(Entries taken from a collection)

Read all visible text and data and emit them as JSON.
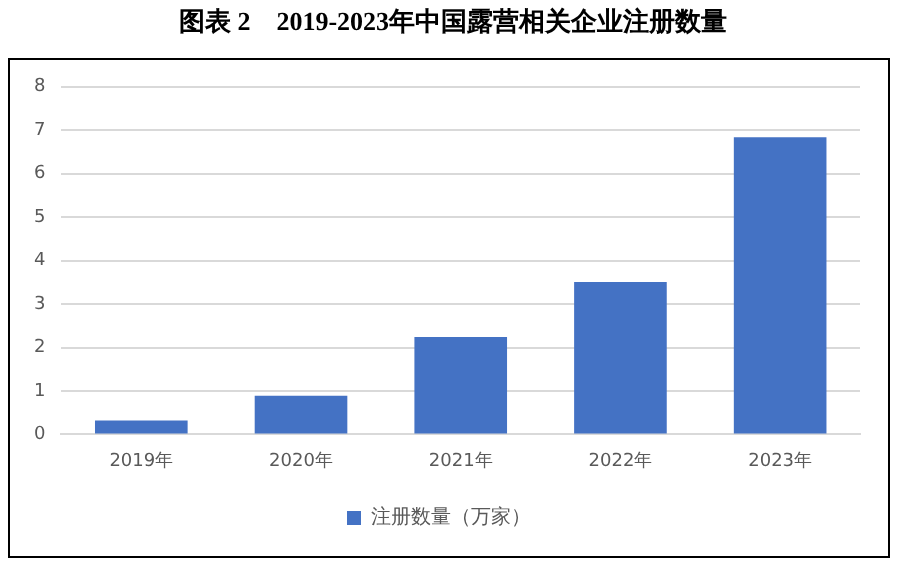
{
  "chart_data": {
    "type": "bar",
    "title": "图表 2　2019-2023年中国露营相关企业注册数量",
    "categories": [
      "2019年",
      "2020年",
      "2021年",
      "2022年",
      "2023年"
    ],
    "series": [
      {
        "name": "注册数量（万家）",
        "color": "#4472c4",
        "values": [
          0.32,
          0.89,
          2.24,
          3.51,
          6.84
        ]
      }
    ],
    "ylim": [
      0,
      8
    ],
    "yticks": [
      0,
      1,
      2,
      3,
      4,
      5,
      6,
      7,
      8
    ],
    "grid": "y",
    "legend": "bottom"
  }
}
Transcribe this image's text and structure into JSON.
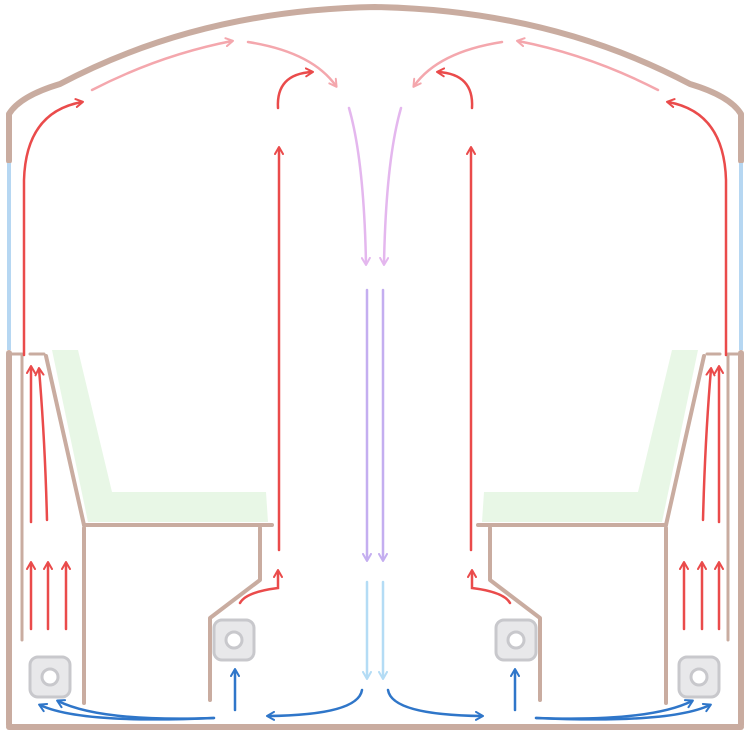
{
  "colors": {
    "wall": "#c9aca0",
    "window": "#b6d7f2",
    "cushion": "#e8f7e6",
    "heater_fill": "#e8e8ea",
    "heater_stroke": "#c8c8cc",
    "warm_air": "#ea4b4b",
    "warm_air_light": "#f4a7ad",
    "descending_upper": "#e4b7ee",
    "descending_middle": "#c4aef0",
    "descending_lower": "#b4dcf5",
    "cool_air": "#2f76c9",
    "background": "#ffffff"
  },
  "icons": {
    "heater": "square-heater-icon",
    "arrow": "arrowhead-icon"
  }
}
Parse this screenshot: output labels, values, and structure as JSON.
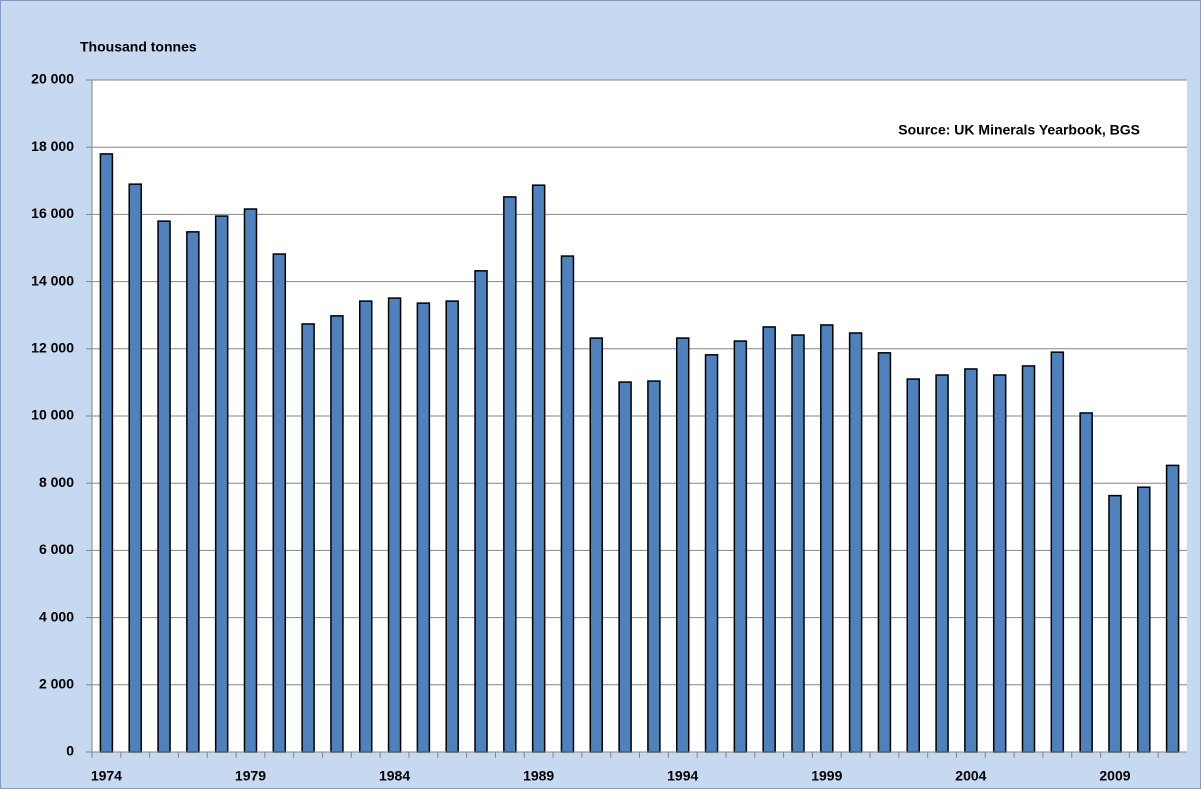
{
  "chart_data": {
    "type": "bar",
    "y_label": "Thousand tonnes",
    "annotation": "Source: UK Minerals Yearbook, BGS",
    "categories": [
      "1974",
      null,
      null,
      null,
      null,
      "1979",
      null,
      null,
      null,
      null,
      "1984",
      null,
      null,
      null,
      null,
      "1989",
      null,
      null,
      null,
      null,
      "1994",
      null,
      null,
      null,
      null,
      "1999",
      null,
      null,
      null,
      null,
      "2004",
      null,
      null,
      null,
      null,
      "2009",
      null,
      null
    ],
    "values": [
      17800,
      16900,
      15800,
      15480,
      15950,
      16160,
      14820,
      12740,
      12980,
      13420,
      13510,
      13360,
      13420,
      14320,
      16520,
      16870,
      14760,
      12320,
      11010,
      11040,
      12320,
      11820,
      12230,
      12650,
      12410,
      12710,
      12470,
      11880,
      11100,
      11220,
      11400,
      11220,
      11490,
      11900,
      10090,
      7630,
      7880,
      8530
    ],
    "color": "#4f81bd",
    "ylim": [
      0,
      20000
    ],
    "yticks": [
      0,
      {
        "value": 2000,
        "label": "2 000"
      },
      {
        "value": 4000,
        "label": "4 000"
      },
      {
        "value": 6000,
        "label": "6 000"
      },
      {
        "value": 8000,
        "label": "8 000"
      },
      {
        "value": 10000,
        "label": "10 000"
      },
      {
        "value": 12000,
        "label": "12 000"
      },
      {
        "value": 14000,
        "label": "14 000"
      },
      {
        "value": 16000,
        "label": "16 000"
      },
      {
        "value": 18000,
        "label": "18 000"
      },
      {
        "value": 20000,
        "label": "20 000"
      }
    ],
    "grid": true
  }
}
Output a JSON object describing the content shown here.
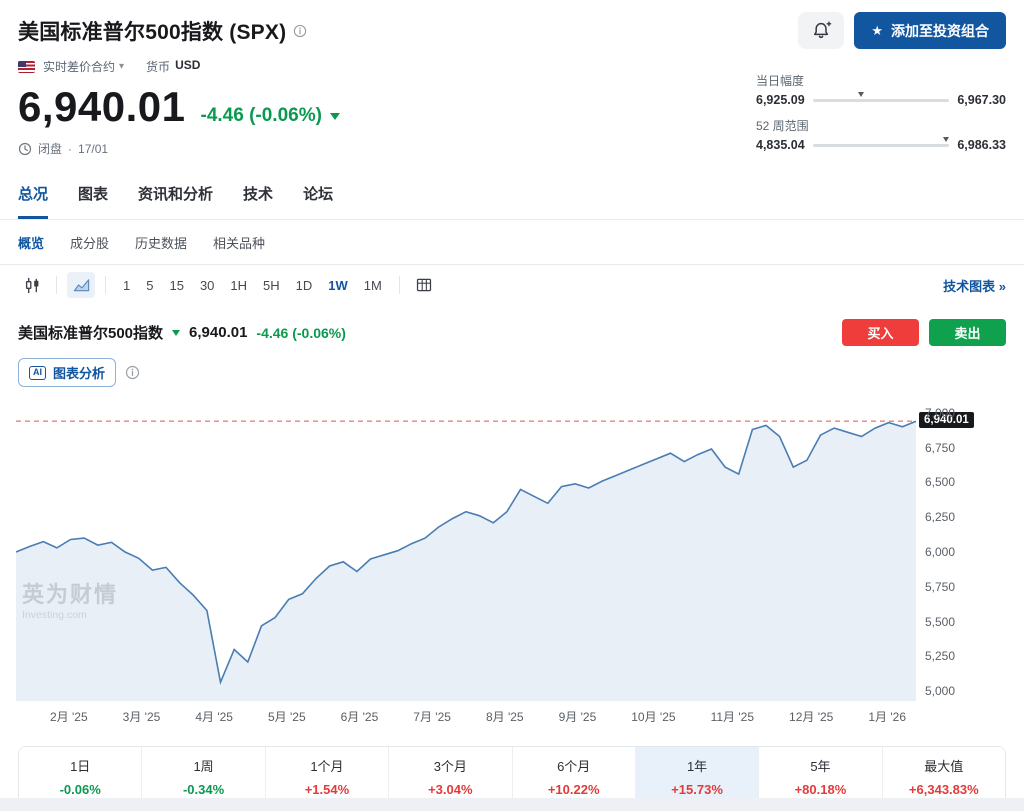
{
  "colors": {
    "accent_blue": "#1256a0",
    "up_red": "#e23b3a",
    "down_green": "#0b9950",
    "buy_red": "#ee3d3b",
    "sell_green": "#0fa14e",
    "chart_line": "#4a7db4",
    "chart_fill": "#e8eff6",
    "dashed_last_price": "#e0524c",
    "price_tag_bg": "#17191c"
  },
  "header": {
    "title": "美国标准普尔500指数 (SPX)",
    "add_portfolio_label": "添加至投资组合",
    "instrument_type": "实时差价合约",
    "currency_label": "货币",
    "currency_code": "USD",
    "price": "6,940.01",
    "change": "-4.46 (-0.06%)",
    "market_status": "闭盘",
    "separator": "·",
    "date": "17/01",
    "day_range": {
      "label": "当日幅度",
      "low_label": "6,925.09",
      "high_label": "6,967.30",
      "low": 6925.09,
      "high": 6967.3,
      "current": 6940.01
    },
    "week52_range": {
      "label": "52 周范围",
      "low_label": "4,835.04",
      "high_label": "6,986.33",
      "low": 4835.04,
      "high": 6986.33,
      "current": 6940.01
    }
  },
  "tabs": [
    {
      "key": "overview",
      "label": "总况",
      "active": true
    },
    {
      "key": "chart",
      "label": "图表"
    },
    {
      "key": "news-analysis",
      "label": "资讯和分析"
    },
    {
      "key": "technical",
      "label": "技术"
    },
    {
      "key": "forum",
      "label": "论坛"
    }
  ],
  "subtabs": [
    {
      "key": "overview",
      "label": "概览",
      "active": true
    },
    {
      "key": "components",
      "label": "成分股"
    },
    {
      "key": "historical",
      "label": "历史数据"
    },
    {
      "key": "related",
      "label": "相关品种"
    }
  ],
  "toolbar": {
    "intervals": [
      {
        "key": "1",
        "label": "1"
      },
      {
        "key": "5",
        "label": "5"
      },
      {
        "key": "15",
        "label": "15"
      },
      {
        "key": "30",
        "label": "30"
      },
      {
        "key": "1h",
        "label": "1H"
      },
      {
        "key": "5h",
        "label": "5H"
      },
      {
        "key": "1d",
        "label": "1D"
      },
      {
        "key": "1w",
        "label": "1W",
        "active": true
      },
      {
        "key": "1m",
        "label": "1M"
      }
    ],
    "tech_chart_label": "技术图表 »"
  },
  "chart_header": {
    "name": "美国标准普尔500指数",
    "price": "6,940.01",
    "change": "-4.46 (-0.06%)",
    "buy_label": "买入",
    "sell_label": "卖出",
    "ai_badge": "AI",
    "ai_label": "图表分析"
  },
  "watermark": {
    "cn": "英为财情",
    "en": "Investing.com"
  },
  "chart_data": {
    "type": "area",
    "title": "美国标准普尔500指数 (SPX)",
    "interval": "1W",
    "range": "1年",
    "x_labels": [
      "2月 '25",
      "3月 '25",
      "4月 '25",
      "5月 '25",
      "6月 '25",
      "7月 '25",
      "8月 '25",
      "9月 '25",
      "10月 '25",
      "11月 '25",
      "12月 '25",
      "1月 '26"
    ],
    "y_ticks": [
      "7,000",
      "6,750",
      "6,500",
      "6,250",
      "6,000",
      "5,750",
      "5,500",
      "5,250",
      "5,000"
    ],
    "y_tick_values": [
      7000,
      6750,
      6500,
      6250,
      6000,
      5750,
      5500,
      5250,
      5000
    ],
    "y_range": [
      4930,
      7085
    ],
    "grid": false,
    "last_price": 6940.01,
    "last_price_label": "6,940.01",
    "values": [
      6000,
      6040,
      6075,
      6030,
      6090,
      6100,
      6050,
      6070,
      6000,
      5955,
      5870,
      5890,
      5780,
      5690,
      5580,
      5065,
      5300,
      5210,
      5470,
      5530,
      5660,
      5700,
      5810,
      5900,
      5930,
      5860,
      5950,
      5980,
      6010,
      6060,
      6100,
      6180,
      6240,
      6290,
      6260,
      6210,
      6290,
      6450,
      6400,
      6350,
      6470,
      6490,
      6460,
      6510,
      6550,
      6590,
      6630,
      6670,
      6710,
      6650,
      6700,
      6740,
      6610,
      6560,
      6880,
      6910,
      6830,
      6610,
      6660,
      6840,
      6890,
      6860,
      6830,
      6890,
      6930,
      6900,
      6940.01
    ]
  },
  "stats": [
    {
      "key": "1d",
      "label": "1日",
      "value": "-0.06%",
      "dir": "down"
    },
    {
      "key": "1w",
      "label": "1周",
      "value": "-0.34%",
      "dir": "down"
    },
    {
      "key": "1m",
      "label": "1个月",
      "value": "+1.54%",
      "dir": "up"
    },
    {
      "key": "3m",
      "label": "3个月",
      "value": "+3.04%",
      "dir": "up"
    },
    {
      "key": "6m",
      "label": "6个月",
      "value": "+10.22%",
      "dir": "up"
    },
    {
      "key": "1y",
      "label": "1年",
      "value": "+15.73%",
      "dir": "up",
      "active": true
    },
    {
      "key": "5y",
      "label": "5年",
      "value": "+80.18%",
      "dir": "up"
    },
    {
      "key": "max",
      "label": "最大值",
      "value": "+6,343.83%",
      "dir": "up"
    }
  ]
}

## JOB
Make a list of all lines in the data that contain "JSON".

## ANSWER
Read all visible text and data and emit them as JSON.
Transcribe this image's text and structure into JSON.
Parse this screenshot: output labels, values, and structure as JSON.
Output a JSON object describing the content shown here.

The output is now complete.